WHAT IS EXPECTED >> Transcribe all of the material exactly. Any picture in it should be left out.

MATERIAL PROVIDED >>

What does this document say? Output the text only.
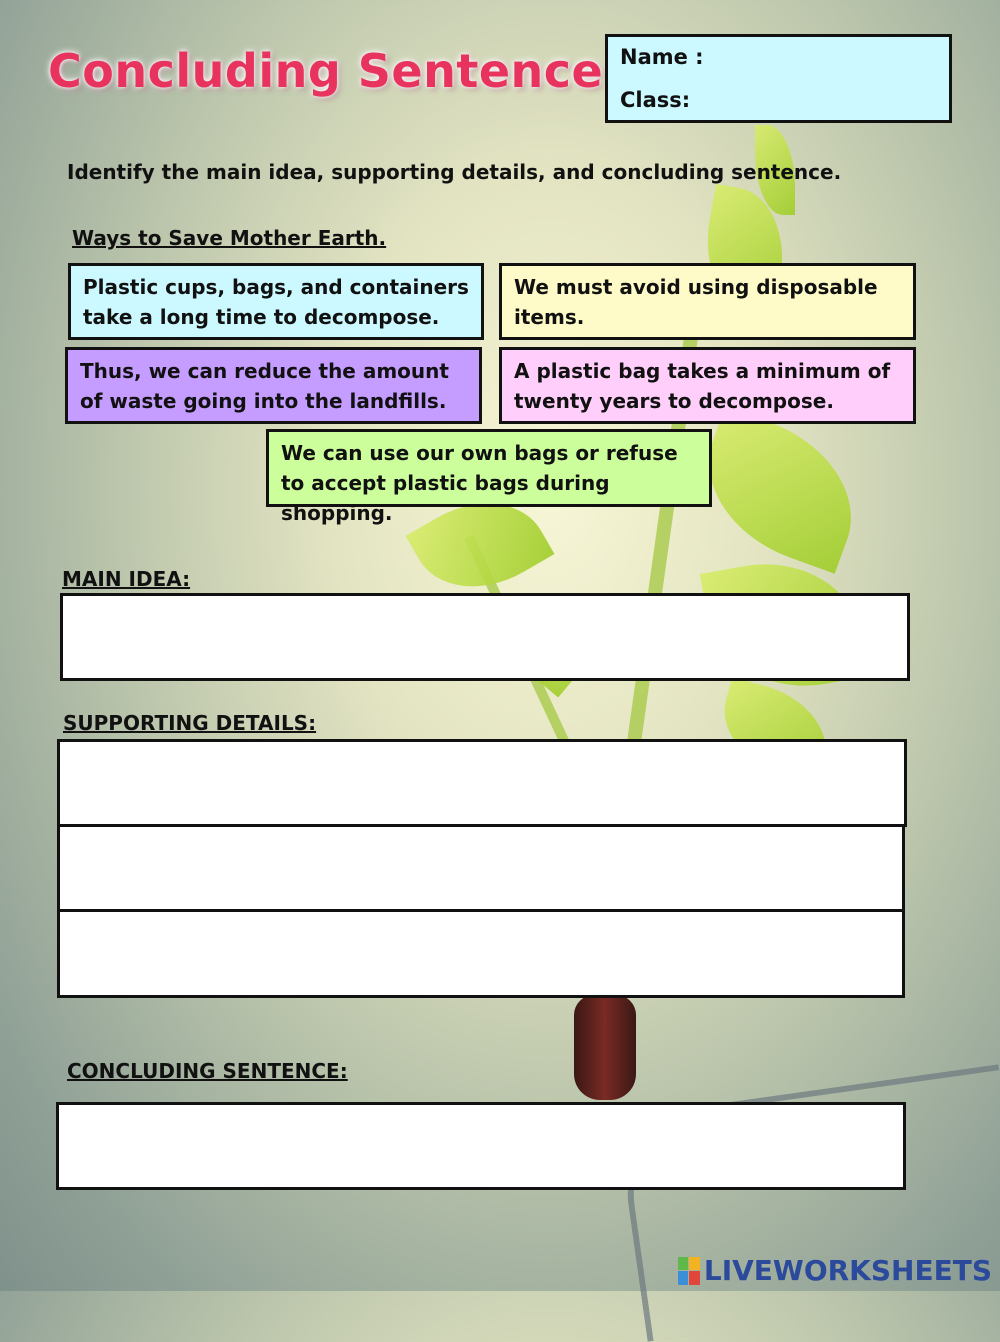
Concluding Sentence Name :
Class:
Identify the main idea, supporting details, and concluding sentence.
Ways to Save Mother Earth.
Plastic cups, bags, and containers take a long time to decompose.
We must avoid using disposable items.
Thus, we can reduce the amount of waste going into the landfills.
A plastic bag takes a minimum of twenty years to decompose.
We can use our own bags or refuse to accept plastic bags during shopping.
MAIN IDEA:
SUPPORTING DETAILS:
CONCLUDING SENTENCE:
LIVEWORKSHEETS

ANSWER FOR THIS EXERCISE >>
What does this document say? Output the text only.
Concluding Sentence Name :
Class:
Identify the main idea, supporting details, and concluding sentence.
Ways to Save Mother Earth.
Plastic cups, bags, and containers take a long time to decompose.
We must avoid using disposable items.
Thus, we can reduce the amount of waste going into the landfills.
A plastic bag takes a minimum of twenty years to decompose.
We can use our own bags or refuse to accept plastic bags during shopping.
MAIN IDEA:
SUPPORTING DETAILS:
CONCLUDING SENTENCE:
LIVEWORKSHEETS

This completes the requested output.